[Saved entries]
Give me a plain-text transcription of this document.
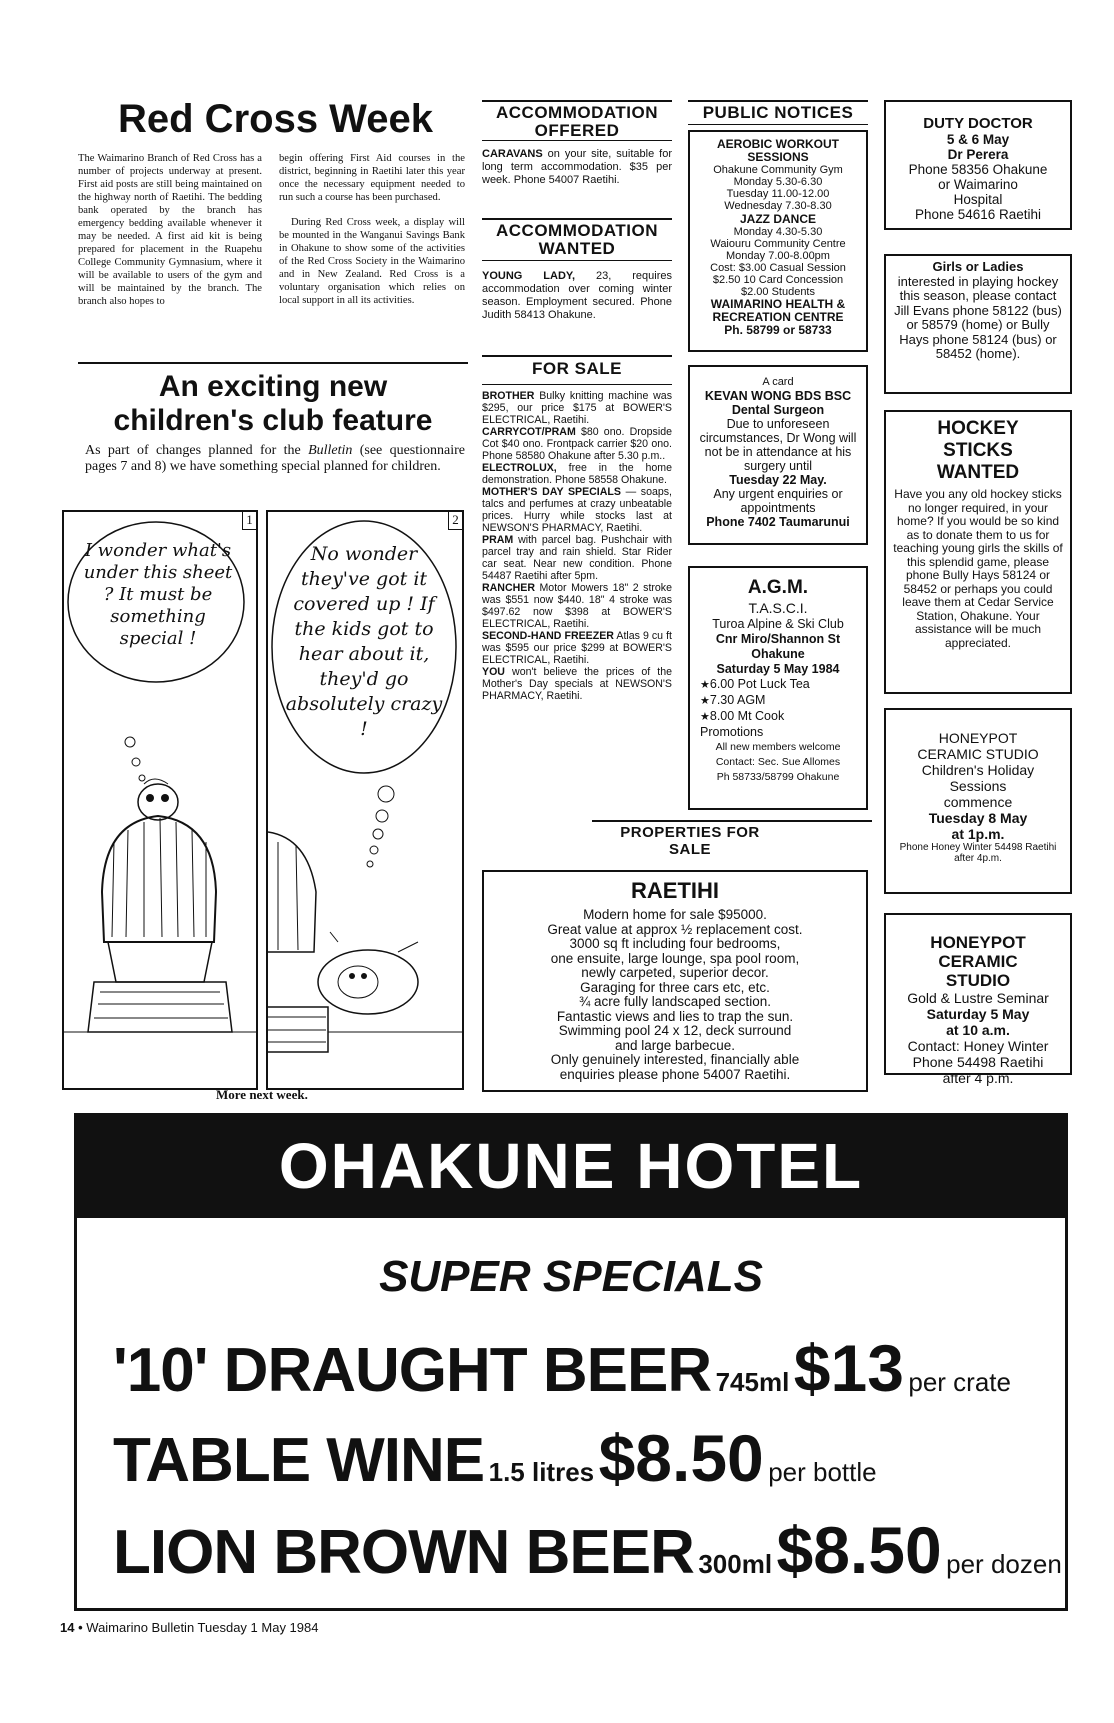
Red Cross Week
The Waimarino Branch of Red Cross has a number of projects underway at present. First aid posts are still being maintained on the highway north of Raetihi. The bedding bank operated by the branch has emergency bedding available whenever it may be needed. A first aid kit is being prepared for placement in the Ruapehu College Community Gymnasium, where it will be available to users of the gym and will be maintained by the branch. The branch also hopes to

begin offering First Aid courses in the district, beginning in Raetihi later this year once the necessary equipment needed to run such a course has been purchased.

During Red Cross week, a display will be mounted in the Wanganui Savings Bank in Ohakune to show some of the activities of the Red Cross Society in the Waimarino and in New Zealand. Red Cross is a voluntary organisation which relies on local support in all its activities.

An exciting new
children's club feature
As part of changes planned for the Bulletin (see questionnaire pages 7 and 8) we have something special planned for children.
1
I wonder what's under this sheet ? It must be something special !
2
No wonder they've got it covered up ! If the kids got to hear about it, they'd go absolutely crazy !
More next week.
ACCOMMODATION OFFERED
CARAVANS on your site, suitable for long term accommodation. $35 per week. Phone 54007 Raetihi.
ACCOMMODATION WANTED
YOUNG LADY, 23, requires accommodation over coming winter season. Employment secured. Phone Judith 58413 Ohakune.
FOR SALE

BROTHER Bulky knitting machine was $295, our price $175 at BOWER'S ELECTRICAL, Raetihi.

CARRYCOT/PRAM $80 ono. Dropside Cot $40 ono. Frontpack carrier $20 ono. Phone 58580 Ohakune after 5.30 p.m..

ELECTROLUX, free in the home demonstration. Phone 58558 Ohakune.

MOTHER'S DAY SPECIALS — soaps, talcs and perfumes at crazy unbeatable prices. Hurry while stocks last at NEWSON'S PHARMACY, Raetihi.

PRAM with parcel bag. Pushchair with parcel tray and rain shield. Star Rider car seat. Near new condition. Phone 54487 Raetihi after 5pm.

RANCHER Motor Mowers 18" 2 stroke was $551 now $440. 18" 4 stroke was $497.62 now $398 at BOWER'S ELECTRICAL, Raetihi.

SECOND-HAND FREEZER Atlas 9 cu ft was $595 our price $299 at BOWER'S ELECTRICAL, Raetihi.

YOU won't believe the prices of the Mother's Day specials at NEWSON'S PHARMACY, Raetihi.

PUBLIC NOTICES

AEROBIC WORKOUT SESSIONS

Ohakune Community Gym

Monday 5.30-6.30

Tuesday 11.00-12.00

Wednesday 7.30-8.30

JAZZ DANCE

Monday 4.30-5.30

Waiouru Community Centre

Monday 7.00-8.00pm

Cost: $3.00 Casual Session

$2.50 10 Card Concession

$2.00 Students

WAIMARINO HEALTH & RECREATION CENTRE

Ph. 58799 or 58733

A card

KEVAN WONG BDS BSC

Dental Surgeon

Due to unforeseen circumstances, Dr Wong will not be in attendance at his surgery until

Tuesday 22 May.

Any urgent enquiries or appointments

Phone 7402 Taumarunui

A.G.M.

T.A.S.C.I.

Turoa Alpine & Ski Club

Cnr Miro/Shannon St

Ohakune

Saturday 5 May 1984

★ 6.00 Pot Luck Tea

★ 7.30 AGM

★ 8.00 Mt Cook

Promotions

All new members welcome

Contact: Sec. Sue Allomes

Ph 58733/58799 Ohakune

DUTY DOCTOR

5 & 6 May

Dr Perera

Phone 58356 Ohakune

or Waimarino

Hospital

Phone 54616 Raetihi

Girls or Ladies

interested in playing hockey this season, please contact Jill Evans phone 58122 (bus) or 58579 (home) or Bully Hays phone 58124 (bus) or 58452 (home).

HOCKEY

STICKS

WANTED

Have you any old hockey sticks no longer required, in your home? If you would be so kind as to donate them to us for teaching young girls the skills of this splendid game, please phone Bully Hays 58124 or 58452 or perhaps you could leave them at Cedar Service Station, Ohakune. Your assistance will be much appreciated.

HONEYPOT

CERAMIC STUDIO

Children's Holiday

Sessions

commence

Tuesday 8 May

at 1p.m.

Phone Honey Winter 54498 Raetihi after 4p.m.

HONEYPOT

CERAMIC

STUDIO

Gold & Lustre Seminar

Saturday 5 May

at 10 a.m.

Contact: Honey Winter

Phone 54498 Raetihi

after 4 p.m.

PROPERTIES FOR SALE

RAETIHI

Modern home for sale $95000.

Great value at approx ½ replacement cost.

3000 sq ft including four bedrooms,

one ensuite, large lounge, spa pool room,

newly carpeted, superior decor.

Garaging for three cars etc, etc.

¾ acre fully landscaped section.

Fantastic views and lies to trap the sun.

Swimming pool 24 x 12, deck surround

and large barbecue.

Only genuinely interested, financially able

enquiries please phone 54007 Raetihi.

OHAKUNE HOTEL
SUPER SPECIALS
'10' DRAUGHT BEER 745ml $13 per crate
TABLE WINE 1.5 litres $8.50 per bottle
LION BROWN BEER 300ml $8.50 per dozen
14 • Waimarino Bulletin Tuesday 1 May 1984
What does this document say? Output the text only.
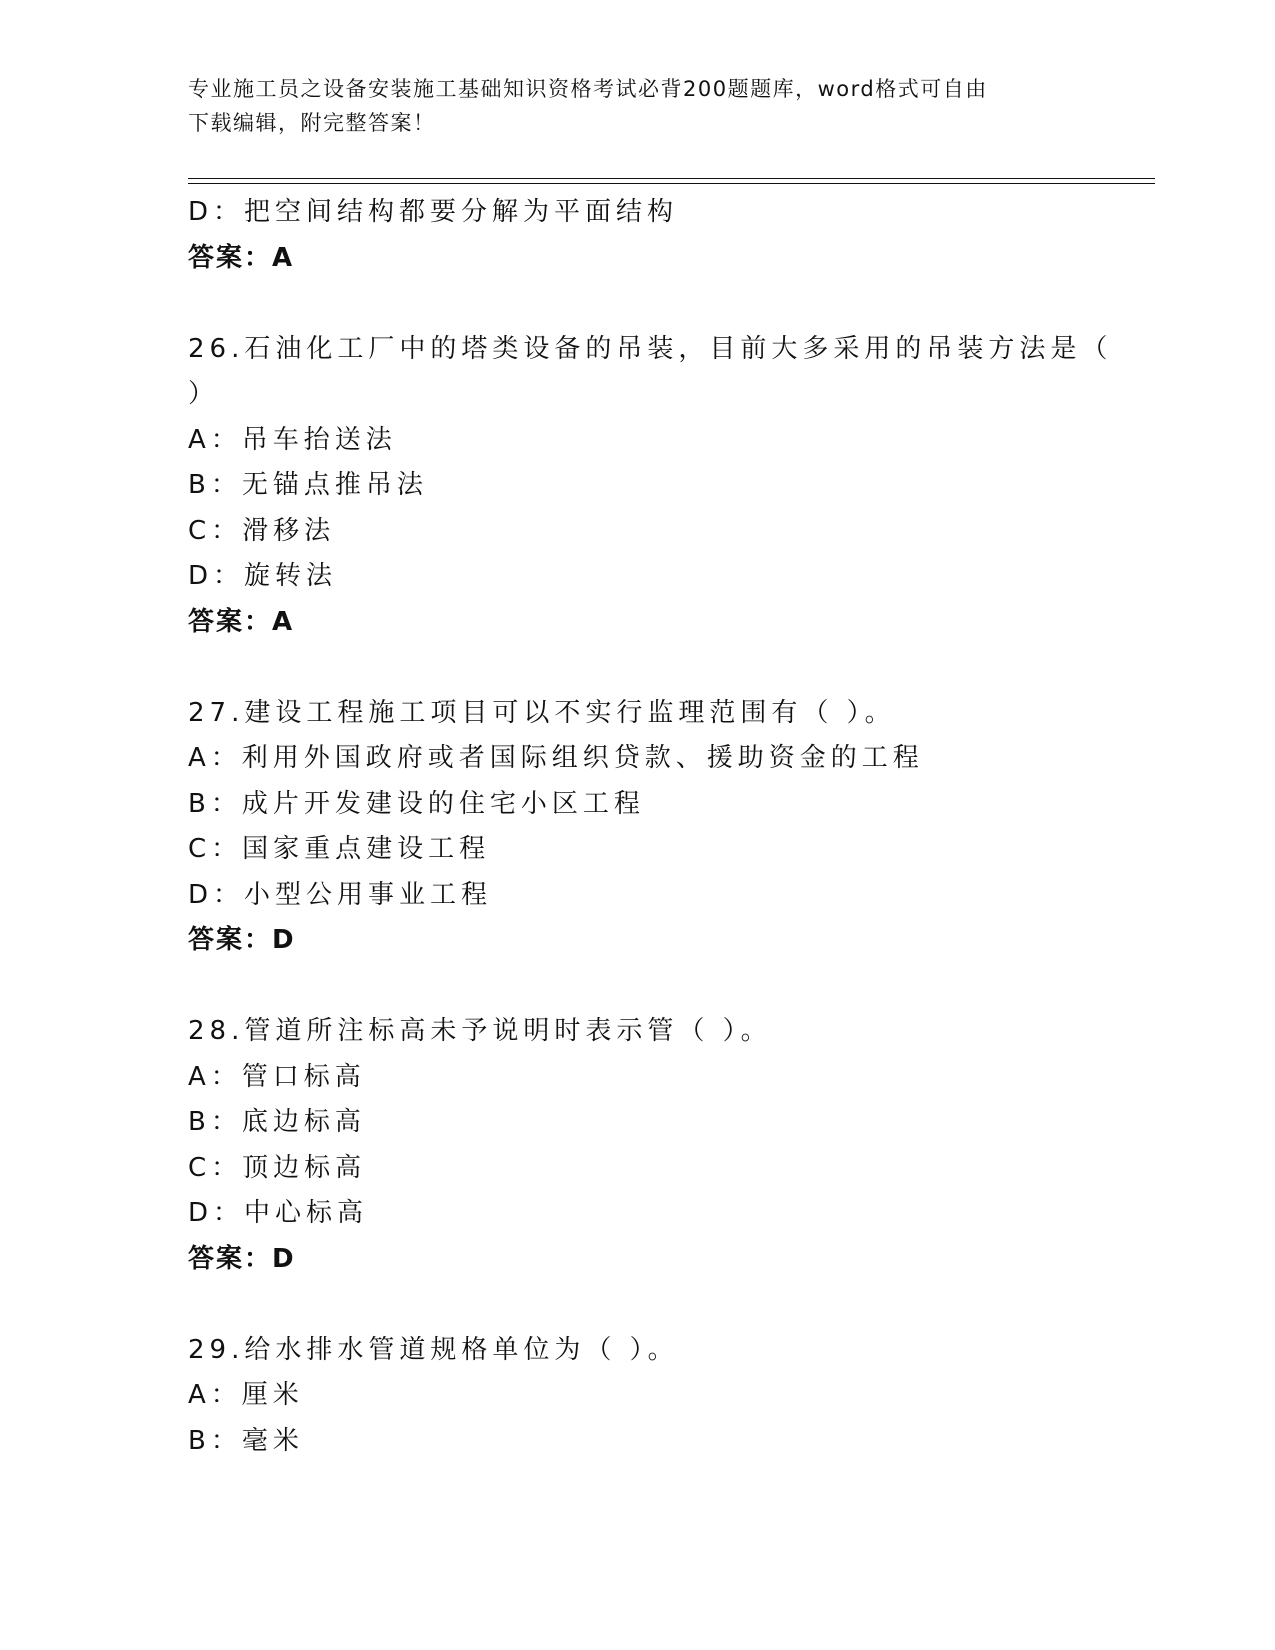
专业施工员之设备安装施工基础知识资格考试必背200题题库，word格式可自由
下载编辑，附完整答案！
D：把空间结构都要分解为平面结构
答案：A
26.石油化工厂中的塔类设备的吊装，目前大多采用的吊装方法是（
）
A：吊车抬送法
B：无锚点推吊法
C：滑移法
D：旋转法
答案：A
27.建设工程施工项目可以不实行监理范围有（ ）。
A：利用外国政府或者国际组织贷款、援助资金的工程
B：成片开发建设的住宅小区工程
C：国家重点建设工程
D：小型公用事业工程
答案：D
28.管道所注标高未予说明时表示管（ ）。
A：管口标高
B：底边标高
C：顶边标高
D：中心标高
答案：D
29.给水排水管道规格单位为（ ）。
A：厘米
B：毫米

◆ What the task requires ◆
Look over the listing above. Pick out and copy every line that includes "text".

◆ Solution to this task ◆
Give me a plain-text transcription of this document.
What does this document say? Output the text only.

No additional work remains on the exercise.